=== Excerpted data ===
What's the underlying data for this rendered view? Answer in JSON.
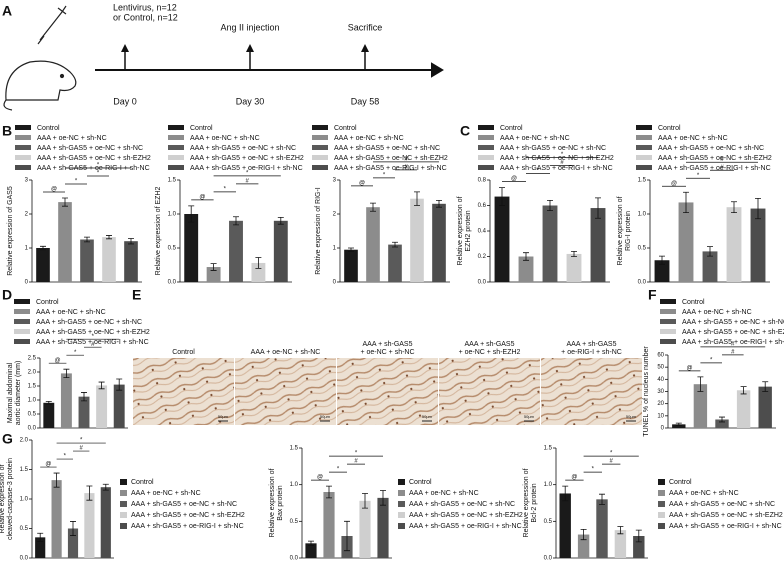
{
  "panel_letters": [
    "A",
    "B",
    "C",
    "D",
    "E",
    "F",
    "G"
  ],
  "timeline": {
    "steps": [
      {
        "label": [
          "Lentivirus, n=12",
          "or Control, n=12"
        ],
        "day": "Day 0"
      },
      {
        "label": [
          "Ang II injection"
        ],
        "day": "Day 30"
      },
      {
        "label": [
          "Sacrifice"
        ],
        "day": "Day 58"
      }
    ]
  },
  "groups": {
    "names": [
      "Control",
      "AAA + oe-NC + sh-NC",
      "AAA + sh-GAS5 + oe-NC + sh-NC",
      "AAA + sh-GAS5 + oe-NC + sh-EZH2",
      "AAA + sh-GAS5 + oe-RIG-I + sh-NC"
    ],
    "colors": [
      "#1a1a1a",
      "#8c8c8c",
      "#5a5a5a",
      "#cfcfcf",
      "#4d4d4d"
    ]
  },
  "images": {
    "labels": [
      [
        "Control"
      ],
      [
        "AAA + oe-NC + sh-NC"
      ],
      [
        "AAA + sh-GAS5",
        "+ oe-NC + sh-NC"
      ],
      [
        "AAA + sh-GAS5",
        "+ oe-NC + sh-EZH2"
      ],
      [
        "AAA + sh-GAS5",
        "+ oe-RIG-I + sh-NC"
      ]
    ],
    "scale": "50μm"
  },
  "chart_data": [
    {
      "type": "bar",
      "ylabel": [
        "Relative expression of GAS5"
      ],
      "ylim": [
        0,
        3
      ],
      "yticks": [
        0,
        1,
        2,
        3
      ],
      "values": [
        1.0,
        2.35,
        1.25,
        1.32,
        1.2
      ],
      "errors": [
        0.05,
        0.12,
        0.07,
        0.05,
        0.08
      ],
      "significance": [
        "@",
        "*",
        "*",
        "*"
      ]
    },
    {
      "type": "bar",
      "ylabel": [
        "Relative expression of EZH2"
      ],
      "ylim": [
        0,
        1.5
      ],
      "yticks": [
        {
          "value": 0,
          "label": "0.0"
        },
        {
          "value": 0.5,
          "label": "0.5"
        },
        {
          "value": 1,
          "label": "1.0"
        },
        {
          "value": 1.5,
          "label": "1.5"
        }
      ],
      "values": [
        1.0,
        0.22,
        0.9,
        0.28,
        0.9
      ],
      "errors": [
        0.12,
        0.05,
        0.06,
        0.08,
        0.05
      ],
      "significance": [
        "@",
        "*",
        "#",
        "*"
      ]
    },
    {
      "type": "bar",
      "ylabel": [
        "Relative expression of RIG-I"
      ],
      "ylim": [
        0,
        3
      ],
      "yticks": [
        0,
        1,
        2,
        3
      ],
      "values": [
        0.95,
        2.2,
        1.1,
        2.45,
        2.3
      ],
      "errors": [
        0.05,
        0.12,
        0.07,
        0.2,
        0.1
      ],
      "significance": [
        "@",
        "*",
        "#",
        "#"
      ]
    },
    {
      "type": "bar",
      "ylabel": [
        "Relative expression of",
        "EZH2 protein"
      ],
      "ylim": [
        0,
        0.8
      ],
      "yticks": [
        {
          "value": 0,
          "label": "0.0"
        },
        {
          "value": 0.2,
          "label": "0.2"
        },
        {
          "value": 0.4,
          "label": "0.4"
        },
        {
          "value": 0.6,
          "label": "0.6"
        },
        {
          "value": 0.8,
          "label": "0.8"
        }
      ],
      "values": [
        0.67,
        0.2,
        0.6,
        0.22,
        0.58
      ],
      "errors": [
        0.07,
        0.03,
        0.04,
        0.02,
        0.08
      ],
      "significance": [
        "@",
        "*",
        "#",
        "*"
      ]
    },
    {
      "type": "bar",
      "ylabel": [
        "Relative expression of",
        "RIG-I protein"
      ],
      "ylim": [
        0,
        1.5
      ],
      "yticks": [
        {
          "value": 0,
          "label": "0.0"
        },
        {
          "value": 0.5,
          "label": "0.5"
        },
        {
          "value": 1,
          "label": "1.0"
        },
        {
          "value": 1.5,
          "label": "1.5"
        }
      ],
      "values": [
        0.32,
        1.17,
        0.45,
        1.1,
        1.08
      ],
      "errors": [
        0.06,
        0.15,
        0.07,
        0.08,
        0.15
      ],
      "significance": [
        "@",
        "*",
        "#",
        "#"
      ]
    },
    {
      "type": "bar",
      "ylabel": [
        "Maximal abdominal",
        "aortic diameter (mm)"
      ],
      "ylim": [
        0,
        2.5
      ],
      "yticks": [
        {
          "value": 0,
          "label": "0.0"
        },
        {
          "value": 0.5,
          "label": "0.5"
        },
        {
          "value": 1,
          "label": "1.0"
        },
        {
          "value": 1.5,
          "label": "1.5"
        },
        {
          "value": 2,
          "label": "2.0"
        },
        {
          "value": 2.5,
          "label": "2.5"
        }
      ],
      "values": [
        0.9,
        1.95,
        1.12,
        1.52,
        1.55
      ],
      "errors": [
        0.05,
        0.15,
        0.15,
        0.12,
        0.2
      ],
      "significance": [
        "@",
        "*",
        "#",
        "*"
      ]
    },
    {
      "type": "bar",
      "ylabel": [
        "TUNEL % of nucleus number"
      ],
      "ylim": [
        0,
        60
      ],
      "yticks": [
        0,
        10,
        20,
        30,
        40,
        50,
        60
      ],
      "values": [
        3,
        36,
        7,
        31,
        34
      ],
      "errors": [
        1,
        6,
        2,
        3,
        4
      ],
      "significance": [
        "@",
        "*",
        "#",
        "#"
      ]
    },
    {
      "type": "bar",
      "ylabel": [
        "Relative expression of",
        "cleaved-caspase-3 protein"
      ],
      "ylim": [
        0,
        2
      ],
      "yticks": [
        {
          "value": 0,
          "label": "0.0"
        },
        {
          "value": 0.5,
          "label": "0.5"
        },
        {
          "value": 1,
          "label": "1.0"
        },
        {
          "value": 1.5,
          "label": "1.5"
        },
        {
          "value": 2,
          "label": "2.0"
        }
      ],
      "values": [
        0.35,
        1.32,
        0.5,
        1.1,
        1.2
      ],
      "errors": [
        0.07,
        0.12,
        0.12,
        0.12,
        0.05
      ],
      "significance": [
        "@",
        "*",
        "#",
        "*"
      ]
    },
    {
      "type": "bar",
      "ylabel": [
        "Relative expression of",
        "Bax protein"
      ],
      "ylim": [
        0,
        1.5
      ],
      "yticks": [
        {
          "value": 0,
          "label": "0.0"
        },
        {
          "value": 0.5,
          "label": "0.5"
        },
        {
          "value": 1,
          "label": "1.0"
        },
        {
          "value": 1.5,
          "label": "1.5"
        }
      ],
      "values": [
        0.2,
        0.9,
        0.3,
        0.78,
        0.82
      ],
      "errors": [
        0.03,
        0.08,
        0.2,
        0.1,
        0.1
      ],
      "significance": [
        "@",
        "*",
        "#",
        "*"
      ]
    },
    {
      "type": "bar",
      "ylabel": [
        "Relative expression of",
        "Bcl-2 protein"
      ],
      "ylim": [
        0,
        1.5
      ],
      "yticks": [
        {
          "value": 0,
          "label": "0.0"
        },
        {
          "value": 0.5,
          "label": "0.5"
        },
        {
          "value": 1,
          "label": "1.0"
        },
        {
          "value": 1.5,
          "label": "1.5"
        }
      ],
      "values": [
        0.88,
        0.32,
        0.8,
        0.38,
        0.3
      ],
      "errors": [
        0.1,
        0.07,
        0.07,
        0.05,
        0.08
      ],
      "significance": [
        "@",
        "*",
        "#",
        "*"
      ]
    }
  ]
}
===
§ What you have to do
Give back the listing exactly, without a single picture.

§ Answer to the exercise
What's the underlying data for this rendered view? Answer in JSON.
{
  "panel_letters": [
    "A",
    "B",
    "C",
    "D",
    "E",
    "F",
    "G"
  ],
  "timeline": {
    "steps": [
      {
        "label": [
          "Lentivirus, n=12",
          "or Control, n=12"
        ],
        "day": "Day 0"
      },
      {
        "label": [
          "Ang II injection"
        ],
        "day": "Day 30"
      },
      {
        "label": [
          "Sacrifice"
        ],
        "day": "Day 58"
      }
    ]
  },
  "groups": {
    "names": [
      "Control",
      "AAA + oe-NC + sh-NC",
      "AAA + sh-GAS5 + oe-NC + sh-NC",
      "AAA + sh-GAS5 + oe-NC + sh-EZH2",
      "AAA + sh-GAS5 + oe-RIG-I + sh-NC"
    ],
    "colors": [
      "#1a1a1a",
      "#8c8c8c",
      "#5a5a5a",
      "#cfcfcf",
      "#4d4d4d"
    ]
  },
  "images": {
    "labels": [
      [
        "Control"
      ],
      [
        "AAA + oe-NC + sh-NC"
      ],
      [
        "AAA + sh-GAS5",
        "+ oe-NC + sh-NC"
      ],
      [
        "AAA + sh-GAS5",
        "+ oe-NC + sh-EZH2"
      ],
      [
        "AAA + sh-GAS5",
        "+ oe-RIG-I + sh-NC"
      ]
    ],
    "scale": "50μm"
  },
  "chart_data": [
    {
      "type": "bar",
      "ylabel": [
        "Relative expression of GAS5"
      ],
      "ylim": [
        0,
        3
      ],
      "yticks": [
        0,
        1,
        2,
        3
      ],
      "values": [
        1.0,
        2.35,
        1.25,
        1.32,
        1.2
      ],
      "errors": [
        0.05,
        0.12,
        0.07,
        0.05,
        0.08
      ],
      "significance": [
        "@",
        "*",
        "*",
        "*"
      ]
    },
    {
      "type": "bar",
      "ylabel": [
        "Relative expression of EZH2"
      ],
      "ylim": [
        0,
        1.5
      ],
      "yticks": [
        {
          "value": 0,
          "label": "0.0"
        },
        {
          "value": 0.5,
          "label": "0.5"
        },
        {
          "value": 1,
          "label": "1.0"
        },
        {
          "value": 1.5,
          "label": "1.5"
        }
      ],
      "values": [
        1.0,
        0.22,
        0.9,
        0.28,
        0.9
      ],
      "errors": [
        0.12,
        0.05,
        0.06,
        0.08,
        0.05
      ],
      "significance": [
        "@",
        "*",
        "#",
        "*"
      ]
    },
    {
      "type": "bar",
      "ylabel": [
        "Relative expression of RIG-I"
      ],
      "ylim": [
        0,
        3
      ],
      "yticks": [
        0,
        1,
        2,
        3
      ],
      "values": [
        0.95,
        2.2,
        1.1,
        2.45,
        2.3
      ],
      "errors": [
        0.05,
        0.12,
        0.07,
        0.2,
        0.1
      ],
      "significance": [
        "@",
        "*",
        "#",
        "#"
      ]
    },
    {
      "type": "bar",
      "ylabel": [
        "Relative expression of",
        "EZH2 protein"
      ],
      "ylim": [
        0,
        0.8
      ],
      "yticks": [
        {
          "value": 0,
          "label": "0.0"
        },
        {
          "value": 0.2,
          "label": "0.2"
        },
        {
          "value": 0.4,
          "label": "0.4"
        },
        {
          "value": 0.6,
          "label": "0.6"
        },
        {
          "value": 0.8,
          "label": "0.8"
        }
      ],
      "values": [
        0.67,
        0.2,
        0.6,
        0.22,
        0.58
      ],
      "errors": [
        0.07,
        0.03,
        0.04,
        0.02,
        0.08
      ],
      "significance": [
        "@",
        "*",
        "#",
        "*"
      ]
    },
    {
      "type": "bar",
      "ylabel": [
        "Relative expression of",
        "RIG-I protein"
      ],
      "ylim": [
        0,
        1.5
      ],
      "yticks": [
        {
          "value": 0,
          "label": "0.0"
        },
        {
          "value": 0.5,
          "label": "0.5"
        },
        {
          "value": 1,
          "label": "1.0"
        },
        {
          "value": 1.5,
          "label": "1.5"
        }
      ],
      "values": [
        0.32,
        1.17,
        0.45,
        1.1,
        1.08
      ],
      "errors": [
        0.06,
        0.15,
        0.07,
        0.08,
        0.15
      ],
      "significance": [
        "@",
        "*",
        "#",
        "#"
      ]
    },
    {
      "type": "bar",
      "ylabel": [
        "Maximal abdominal",
        "aortic diameter (mm)"
      ],
      "ylim": [
        0,
        2.5
      ],
      "yticks": [
        {
          "value": 0,
          "label": "0.0"
        },
        {
          "value": 0.5,
          "label": "0.5"
        },
        {
          "value": 1,
          "label": "1.0"
        },
        {
          "value": 1.5,
          "label": "1.5"
        },
        {
          "value": 2,
          "label": "2.0"
        },
        {
          "value": 2.5,
          "label": "2.5"
        }
      ],
      "values": [
        0.9,
        1.95,
        1.12,
        1.52,
        1.55
      ],
      "errors": [
        0.05,
        0.15,
        0.15,
        0.12,
        0.2
      ],
      "significance": [
        "@",
        "*",
        "#",
        "*"
      ]
    },
    {
      "type": "bar",
      "ylabel": [
        "TUNEL % of nucleus number"
      ],
      "ylim": [
        0,
        60
      ],
      "yticks": [
        0,
        10,
        20,
        30,
        40,
        50,
        60
      ],
      "values": [
        3,
        36,
        7,
        31,
        34
      ],
      "errors": [
        1,
        6,
        2,
        3,
        4
      ],
      "significance": [
        "@",
        "*",
        "#",
        "#"
      ]
    },
    {
      "type": "bar",
      "ylabel": [
        "Relative expression of",
        "cleaved-caspase-3 protein"
      ],
      "ylim": [
        0,
        2
      ],
      "yticks": [
        {
          "value": 0,
          "label": "0.0"
        },
        {
          "value": 0.5,
          "label": "0.5"
        },
        {
          "value": 1,
          "label": "1.0"
        },
        {
          "value": 1.5,
          "label": "1.5"
        },
        {
          "value": 2,
          "label": "2.0"
        }
      ],
      "values": [
        0.35,
        1.32,
        0.5,
        1.1,
        1.2
      ],
      "errors": [
        0.07,
        0.12,
        0.12,
        0.12,
        0.05
      ],
      "significance": [
        "@",
        "*",
        "#",
        "*"
      ]
    },
    {
      "type": "bar",
      "ylabel": [
        "Relative expression of",
        "Bax protein"
      ],
      "ylim": [
        0,
        1.5
      ],
      "yticks": [
        {
          "value": 0,
          "label": "0.0"
        },
        {
          "value": 0.5,
          "label": "0.5"
        },
        {
          "value": 1,
          "label": "1.0"
        },
        {
          "value": 1.5,
          "label": "1.5"
        }
      ],
      "values": [
        0.2,
        0.9,
        0.3,
        0.78,
        0.82
      ],
      "errors": [
        0.03,
        0.08,
        0.2,
        0.1,
        0.1
      ],
      "significance": [
        "@",
        "*",
        "#",
        "*"
      ]
    },
    {
      "type": "bar",
      "ylabel": [
        "Relative expression of",
        "Bcl-2 protein"
      ],
      "ylim": [
        0,
        1.5
      ],
      "yticks": [
        {
          "value": 0,
          "label": "0.0"
        },
        {
          "value": 0.5,
          "label": "0.5"
        },
        {
          "value": 1,
          "label": "1.0"
        },
        {
          "value": 1.5,
          "label": "1.5"
        }
      ],
      "values": [
        0.88,
        0.32,
        0.8,
        0.38,
        0.3
      ],
      "errors": [
        0.1,
        0.07,
        0.07,
        0.05,
        0.08
      ],
      "significance": [
        "@",
        "*",
        "#",
        "*"
      ]
    }
  ]
}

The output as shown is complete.